* _What you should do_
Copy each line exactly.

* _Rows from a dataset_
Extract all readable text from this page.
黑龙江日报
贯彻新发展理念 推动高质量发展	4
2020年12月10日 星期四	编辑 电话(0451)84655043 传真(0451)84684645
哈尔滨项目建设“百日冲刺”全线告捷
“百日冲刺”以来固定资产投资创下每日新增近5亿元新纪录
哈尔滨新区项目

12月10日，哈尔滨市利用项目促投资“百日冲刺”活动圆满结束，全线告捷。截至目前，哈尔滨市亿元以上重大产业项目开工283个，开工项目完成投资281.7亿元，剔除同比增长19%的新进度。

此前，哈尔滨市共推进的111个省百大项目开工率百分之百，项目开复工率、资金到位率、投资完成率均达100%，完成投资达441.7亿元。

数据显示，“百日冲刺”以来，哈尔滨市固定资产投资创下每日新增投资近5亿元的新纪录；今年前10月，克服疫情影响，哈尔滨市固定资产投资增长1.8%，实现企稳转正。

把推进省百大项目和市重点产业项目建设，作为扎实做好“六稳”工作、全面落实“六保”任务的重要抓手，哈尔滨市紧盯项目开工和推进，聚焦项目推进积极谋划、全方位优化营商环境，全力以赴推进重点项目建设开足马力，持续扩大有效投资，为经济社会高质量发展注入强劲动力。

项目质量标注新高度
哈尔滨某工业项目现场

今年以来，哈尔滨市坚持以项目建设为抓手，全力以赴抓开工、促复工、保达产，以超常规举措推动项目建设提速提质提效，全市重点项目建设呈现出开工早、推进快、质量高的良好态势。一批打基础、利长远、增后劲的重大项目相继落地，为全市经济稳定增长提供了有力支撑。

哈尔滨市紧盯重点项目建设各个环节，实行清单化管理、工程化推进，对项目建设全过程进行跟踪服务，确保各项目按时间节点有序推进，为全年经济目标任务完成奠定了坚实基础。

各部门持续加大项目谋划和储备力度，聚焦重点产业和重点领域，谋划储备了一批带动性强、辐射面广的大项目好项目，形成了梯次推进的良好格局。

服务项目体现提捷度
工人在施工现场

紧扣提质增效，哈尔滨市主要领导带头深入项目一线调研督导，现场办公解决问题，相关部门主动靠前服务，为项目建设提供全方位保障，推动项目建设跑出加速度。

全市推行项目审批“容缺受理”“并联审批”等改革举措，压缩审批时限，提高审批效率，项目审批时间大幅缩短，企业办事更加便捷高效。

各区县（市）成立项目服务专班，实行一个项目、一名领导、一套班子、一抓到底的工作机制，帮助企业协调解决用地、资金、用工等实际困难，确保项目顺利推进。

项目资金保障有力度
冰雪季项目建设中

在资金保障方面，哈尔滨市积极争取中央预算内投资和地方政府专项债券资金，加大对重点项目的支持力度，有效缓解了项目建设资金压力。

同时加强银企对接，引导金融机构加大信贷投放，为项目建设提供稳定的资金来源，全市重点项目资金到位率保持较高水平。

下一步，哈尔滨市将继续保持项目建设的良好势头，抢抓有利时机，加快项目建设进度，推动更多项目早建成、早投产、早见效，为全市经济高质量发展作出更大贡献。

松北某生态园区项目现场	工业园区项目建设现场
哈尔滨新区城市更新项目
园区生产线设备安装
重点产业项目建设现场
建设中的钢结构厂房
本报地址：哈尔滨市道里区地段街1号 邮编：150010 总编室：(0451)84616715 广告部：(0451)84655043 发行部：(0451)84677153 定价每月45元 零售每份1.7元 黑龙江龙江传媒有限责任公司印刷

* _Correct result_
Extract all readable text from this page.
黑龙江日报
贯彻新发展理念 推动高质量发展	4
2020年12月10日 星期四	编辑 电话(0451)84655043 传真(0451)84684645
哈尔滨项目建设“百日冲刺”全线告捷
“百日冲刺”以来固定资产投资创下每日新增近5亿元新纪录
哈尔滨新区项目

12月10日，哈尔滨市利用项目促投资“百日冲刺”活动圆满结束，全线告捷。截至目前，哈尔滨市亿元以上重大产业项目开工283个，开工项目完成投资281.7亿元，剔除同比增长19%的新进度。

此前，哈尔滨市共推进的111个省百大项目开工率百分之百，项目开复工率、资金到位率、投资完成率均达100%，完成投资达441.7亿元。

数据显示，“百日冲刺”以来，哈尔滨市固定资产投资创下每日新增投资近5亿元的新纪录；今年前10月，克服疫情影响，哈尔滨市固定资产投资增长1.8%，实现企稳转正。

把推进省百大项目和市重点产业项目建设，作为扎实做好“六稳”工作、全面落实“六保”任务的重要抓手，哈尔滨市紧盯项目开工和推进，聚焦项目推进积极谋划、全方位优化营商环境，全力以赴推进重点项目建设开足马力，持续扩大有效投资，为经济社会高质量发展注入强劲动力。

项目质量标注新高度
哈尔滨某工业项目现场

今年以来，哈尔滨市坚持以项目建设为抓手，全力以赴抓开工、促复工、保达产，以超常规举措推动项目建设提速提质提效，全市重点项目建设呈现出开工早、推进快、质量高的良好态势。一批打基础、利长远、增后劲的重大项目相继落地，为全市经济稳定增长提供了有力支撑。

哈尔滨市紧盯重点项目建设各个环节，实行清单化管理、工程化推进，对项目建设全过程进行跟踪服务，确保各项目按时间节点有序推进，为全年经济目标任务完成奠定了坚实基础。

各部门持续加大项目谋划和储备力度，聚焦重点产业和重点领域，谋划储备了一批带动性强、辐射面广的大项目好项目，形成了梯次推进的良好格局。

服务项目体现提捷度
工人在施工现场

紧扣提质增效，哈尔滨市主要领导带头深入项目一线调研督导，现场办公解决问题，相关部门主动靠前服务，为项目建设提供全方位保障，推动项目建设跑出加速度。

全市推行项目审批“容缺受理”“并联审批”等改革举措，压缩审批时限，提高审批效率，项目审批时间大幅缩短，企业办事更加便捷高效。

各区县（市）成立项目服务专班，实行一个项目、一名领导、一套班子、一抓到底的工作机制，帮助企业协调解决用地、资金、用工等实际困难，确保项目顺利推进。

项目资金保障有力度
冰雪季项目建设中

在资金保障方面，哈尔滨市积极争取中央预算内投资和地方政府专项债券资金，加大对重点项目的支持力度，有效缓解了项目建设资金压力。

同时加强银企对接，引导金融机构加大信贷投放，为项目建设提供稳定的资金来源，全市重点项目资金到位率保持较高水平。

下一步，哈尔滨市将继续保持项目建设的良好势头，抢抓有利时机，加快项目建设进度，推动更多项目早建成、早投产、早见效，为全市经济高质量发展作出更大贡献。

松北某生态园区项目现场	工业园区项目建设现场
哈尔滨新区城市更新项目
园区生产线设备安装
重点产业项目建设现场
建设中的钢结构厂房
本报地址：哈尔滨市道里区地段街1号 邮编：150010 总编室：(0451)84616715 广告部：(0451)84655043 发行部：(0451)84677153 定价每月45元 零售每份1.7元 黑龙江龙江传媒有限责任公司印刷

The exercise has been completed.